# WHAT YOU HAVE TO DO:
Each line of the records is to be returned verbatim, with the images omitted.

[SUPPLIED RECORDS Boundary: Start]

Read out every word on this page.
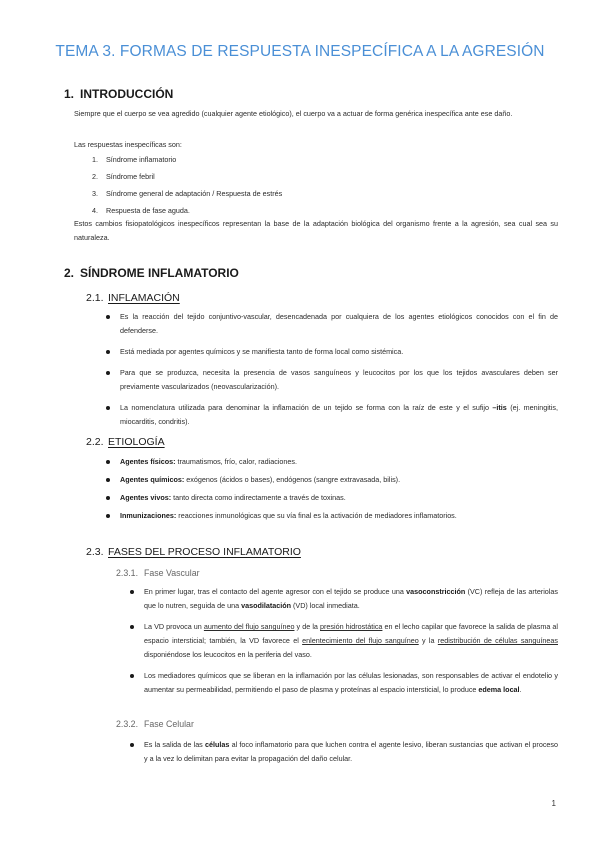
TEMA 3. FORMAS DE RESPUESTA INESPECÍFICA A LA AGRESIÓN
1. INTRODUCCIÓN
Siempre que el cuerpo se vea agredido (cualquier agente etiológico), el cuerpo va a actuar de forma genérica inespecífica ante ese daño.
Las respuestas inespecíficas son:
1. Síndrome inflamatorio
2. Síndrome febril
3. Síndrome general de adaptación / Respuesta de estrés
4. Respuesta de fase aguda.
Estos cambios fisiopatológicos inespecíficos representan la base de la adaptación biológica del organismo frente a la agresión, sea cual sea su naturaleza.
2. SÍNDROME INFLAMATORIO
2.1. INFLAMACIÓN
Es la reacción del tejido conjuntivo-vascular, desencadenada por cualquiera de los agentes etiológicos conocidos con el fin de defenderse.
Está mediada por agentes químicos y se manifiesta tanto de forma local como sistémica.
Para que se produzca, necesita la presencia de vasos sanguíneos y leucocitos por los que los tejidos avasculares deben ser previamente vascularizados (neovascularización).
La nomenclatura utilizada para denominar la inflamación de un tejido se forma con la raíz de este y el sufijo –itis (ej. meningitis, miocarditis, condritis).
2.2. ETIOLOGÍA
Agentes físicos: traumatismos, frío, calor, radiaciones.
Agentes químicos: exógenos (ácidos o bases), endógenos (sangre extravasada, bilis).
Agentes vivos: tanto directa como indirectamente a través de toxinas.
Inmunizaciones: reacciones inmunológicas que su vía final es la activación de mediadores inflamatorios.
2.3. FASES DEL PROCESO INFLAMATORIO
2.3.1. Fase Vascular
En primer lugar, tras el contacto del agente agresor con el tejido se produce una vasoconstricción (VC) refleja de las arteriolas que lo nutren, seguida de una vasodilatación (VD) local inmediata.
La VD provoca un aumento del flujo sanguíneo y de la presión hidrostática en el lecho capilar que favorece la salida de plasma al espacio intersticial; también, la VD favorece el enlentecimiento del flujo sanguíneo y la redistribución de células sanguíneas disponiéndose los leucocitos en la periferia del vaso.
Los mediadores químicos que se liberan en la inflamación por las células lesionadas, son responsables de activar el endotelio y aumentar su permeabilidad, permitiendo el paso de plasma y proteínas al espacio intersticial, lo produce edema local.
2.3.2. Fase Celular
Es la salida de las células al foco inflamatorio para que luchen contra el agente lesivo, liberan sustancias que activan el proceso y a la vez lo delimitan para evitar la propagación del daño celular.
1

[SUPPLIED RECORDS Boundary: End]

# YOUR SOLUTION:
Read out every word on this page.
TEMA 3. FORMAS DE RESPUESTA INESPECÍFICA A LA AGRESIÓN
1. INTRODUCCIÓN
Siempre que el cuerpo se vea agredido (cualquier agente etiológico), el cuerpo va a actuar de forma genérica inespecífica ante ese daño.
Las respuestas inespecíficas son:
1. Síndrome inflamatorio
2. Síndrome febril
3. Síndrome general de adaptación / Respuesta de estrés
4. Respuesta de fase aguda.
Estos cambios fisiopatológicos inespecíficos representan la base de la adaptación biológica del organismo frente a la agresión, sea cual sea su naturaleza.
2. SÍNDROME INFLAMATORIO
2.1. INFLAMACIÓN
Es la reacción del tejido conjuntivo-vascular, desencadenada por cualquiera de los agentes etiológicos conocidos con el fin de defenderse.
Está mediada por agentes químicos y se manifiesta tanto de forma local como sistémica.
Para que se produzca, necesita la presencia de vasos sanguíneos y leucocitos por los que los tejidos avasculares deben ser previamente vascularizados (neovascularización).
La nomenclatura utilizada para denominar la inflamación de un tejido se forma con la raíz de este y el sufijo –itis (ej. meningitis, miocarditis, condritis).
2.2. ETIOLOGÍA
Agentes físicos: traumatismos, frío, calor, radiaciones.
Agentes químicos: exógenos (ácidos o bases), endógenos (sangre extravasada, bilis).
Agentes vivos: tanto directa como indirectamente a través de toxinas.
Inmunizaciones: reacciones inmunológicas que su vía final es la activación de mediadores inflamatorios.
2.3. FASES DEL PROCESO INFLAMATORIO
2.3.1. Fase Vascular
En primer lugar, tras el contacto del agente agresor con el tejido se produce una vasoconstricción (VC) refleja de las arteriolas que lo nutren, seguida de una vasodilatación (VD) local inmediata.
La VD provoca un aumento del flujo sanguíneo y de la presión hidrostática en el lecho capilar que favorece la salida de plasma al espacio intersticial; también, la VD favorece el enlentecimiento del flujo sanguíneo y la redistribución de células sanguíneas disponiéndose los leucocitos en la periferia del vaso.
Los mediadores químicos que se liberan en la inflamación por las células lesionadas, son responsables de activar el endotelio y aumentar su permeabilidad, permitiendo el paso de plasma y proteínas al espacio intersticial, lo produce edema local.
2.3.2. Fase Celular
Es la salida de las células al foco inflamatorio para que luchen contra el agente lesivo, liberan sustancias que activan el proceso y a la vez lo delimitan para evitar la propagación del daño celular.
1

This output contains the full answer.